-------- Excerpt provided

Over the last three summers plus two weeks online in the fall I have had what has been the most fulfilling and filling class: The History of Christian Spirituality, taught by Dr. Wendy M. Wright. You should look her up and buy her books! You will be most blessed. From the beginning, people who have been called to follow the way of Jesus have expressed their understanding of him through traditions of spirituality. Just how has that wild goose of a Holy Spirit manifested to them how to experience and share the love of God in Christ…that is spirituality, at least as I understand it. The trajectory from the beginning has been, as St. Isaac the Syrian says, love. That is what I have learned from the martyrs and monks, the mendicants and mystics, and finally in part three, the early modern disciples who carried on in reformation times.

Throughout this course of study I have written two previous papers. The readings I did, the voices I heard, all had prominent connections for me in this age with those I have journeyed with in Lebanon, Syria and Iraq. Throughout my class discussions and in those papers I have used example after example to illustrate how these streams of spirituality still flow in God’s saints walking the earth today. This third class was different, and even more personal as I connected these stories with my life with my sister Jana.

Here then is my final paper. I write it in honor of and in gratitude to Jana whose life has modeled mercy, charity, love, light, faith and hope for me. Footnotes, bibliography and all, I hope you find a blessing in it.

“Francis de Sales and Jane de Chantal…envisioned a transformed world of conjoined human and divine hearts. They taught that through the practice of the little virtues, spiritual friendship, prayer and service to one another, the hearts of each ‘Theotimus’ or ‘Philothia’ (God lovers) can be transformed and the gentle heart of Jesus live anew.”[1]

I begin my reflection on the back page of one of our texts that came with me to our cohort’s silent retreat following our day of class on June 16, 2018. I was struck by a group of people I had never heard of, and this quote drew me in. As I walked the labyrinth at Griswold, I had a sense that some how God’s heart was in the middle of its twists and turns, and the only way for me to find God’s heart was to keep walking until I got to the center. It was so frustrating! I would get so close and then a twist would take me all the way to the outer ring, as far from the center as I could be. “Oh Lord,” I prayed as continued walking, “why is my pitiful human heart so far from yours? Why can’t you just grab mine right now and fuse it to yours?” Upon reaching the middle and calming down, I was struck by the realization that God had been with me the whole time. His heart was not in the middle of the labyrinth, but had been guiding me the whole way, enabling me to joyfully walk back out.

Labyrinth, Creighton Retreat Center, Griswold, Iowa, June, 2018.

There is much to reflect on in this final section of the history of Christian spirituality, and I cannot do any of it justice, so I will restrict my reflection to what has captured my attention in the weeks of reading and the weeks since where life has intersected with our assignments.

----------------
-------- Provided data

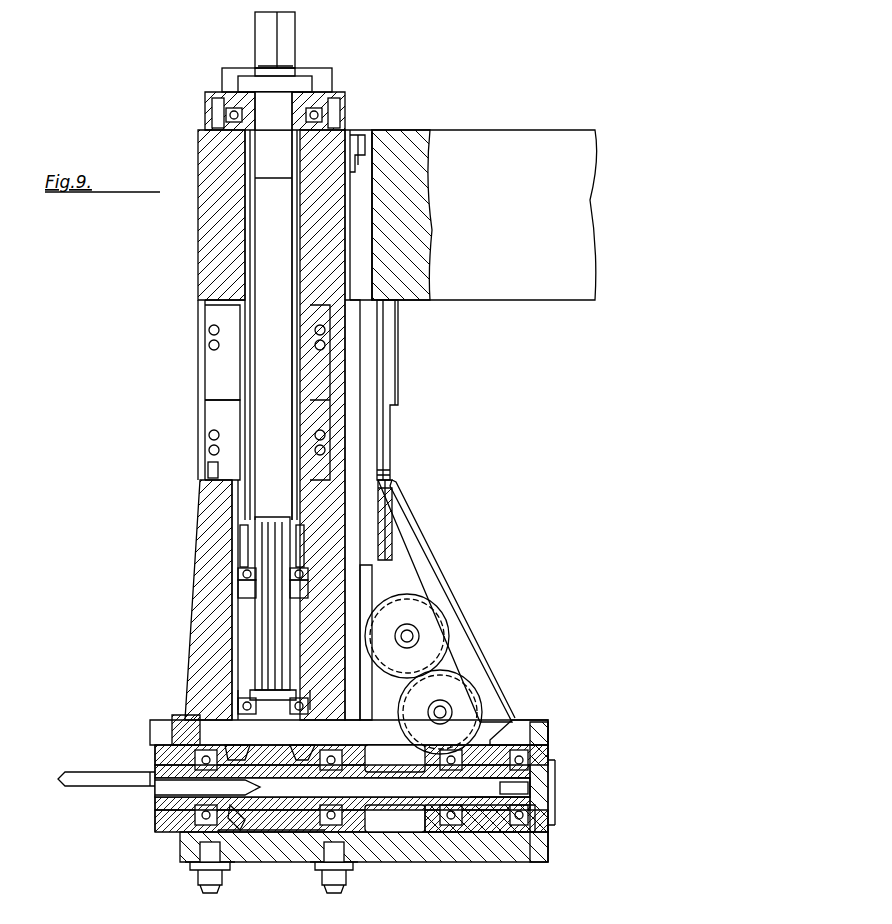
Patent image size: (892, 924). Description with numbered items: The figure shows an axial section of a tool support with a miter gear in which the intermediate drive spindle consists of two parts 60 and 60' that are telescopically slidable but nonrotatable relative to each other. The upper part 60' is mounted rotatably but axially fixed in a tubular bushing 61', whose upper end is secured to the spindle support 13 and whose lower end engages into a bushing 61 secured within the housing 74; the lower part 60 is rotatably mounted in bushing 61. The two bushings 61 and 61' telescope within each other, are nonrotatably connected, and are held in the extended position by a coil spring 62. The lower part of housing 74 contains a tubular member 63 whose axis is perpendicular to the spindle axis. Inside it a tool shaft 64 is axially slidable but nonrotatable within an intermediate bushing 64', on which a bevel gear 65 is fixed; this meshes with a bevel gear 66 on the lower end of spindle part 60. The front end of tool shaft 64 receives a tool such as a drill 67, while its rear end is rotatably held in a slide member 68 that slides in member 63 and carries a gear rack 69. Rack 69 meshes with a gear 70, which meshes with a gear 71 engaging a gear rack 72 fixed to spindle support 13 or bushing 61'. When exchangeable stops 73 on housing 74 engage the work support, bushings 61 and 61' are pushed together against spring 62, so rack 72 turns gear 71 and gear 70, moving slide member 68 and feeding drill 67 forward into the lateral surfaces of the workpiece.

----------------

*What to work on*.
1 - In the reflection on the History of Christian Spirituality course, who taught the class?
2 - Write the next part of the reflection on the History of Christian Spirituality course, starting after its final sentence.

*Written responses*.
1 - Dr. Wendy M. Wright taught it.

2 -
The fifteenth century was a time of reformation, birthing protestant churches and reforms in the Catholic church.[2] What does it mean to be a Christian? How is the spirit of God made manifest in those who profess Jesus Christ? For people like Martin Luther and John Calvin it was about finding God’s authority in scripture, and understanding that our only hope of being restored to God’s image was through grace freely offered.[3] Sometimes I struggle with Luther and his “solas,” especially, sola scriptura (I find so much to augment scripture in tradition and reason!), but there is this: “For Luther, spirituality consists in a heartfelt trust in Christ’s work ‘for me’ and in generous service to the neighbor.”[4] If I could put this back into a language of hearts being joined, God’s grace informs my heart to see his heart in those around me. For me this is the essence of Matthew 25: “…for I was hungry and you gave me food, I was thirsty and you gave me something to drink…‘Truly I tell you, just as you did it to one of the least of these who are members of my family, you did it to me.’” (vs. 35-40)

I know there is much more to reflect on the protestant traditions – I could do a whole reflection just on the beautiful poetry and hymns and the piety they portray – but what really moved me in this class were the Catholic traditions, beginning with the Carmelites. The vision statement of my church is to be on the journey with the living Christ, and that is the language that struck me in the story of the Carmelites. Their journey is modeled on Elijah, “a man on a journey, always on the way from ‘here’ to ‘there’ in response to God’s call…”[5] Scripture tells us that God calls Elijah to the Wadi Cherith, to drink from the stream. (I Kings 17:2-7) Cherith means love: God quenches our thirst with his love. This love transforms us as we are drenched in the presence of God.

Out of this tradition of the Carmelites come people like Teresa of Avila. A reformer of her order, she also spoke of a journey and left writings (such as The Way of Perfection,) behind to help us take that inner journey with God. “For Teresa the inner journey is one where the love and mercy of God transform her. However, she does this while being very conscious that the way forward is to allow her humanity to be transformed and linked to the humanity of Christ.”[6] “Friendship with God and entry into the life of the Trinity is the end of the journey…Again it is the humanity of Christ as found in the Gospels that is the way for Teresa. Christ is the teacher and the ‘Our Father’ is the great prayer that he gives us.”[7] As I shared in one of my discussion posts, that prayer has been often prayed and contemplated in my sixty years of life. To share it with Teresa as a guidepost on the journey is a gift.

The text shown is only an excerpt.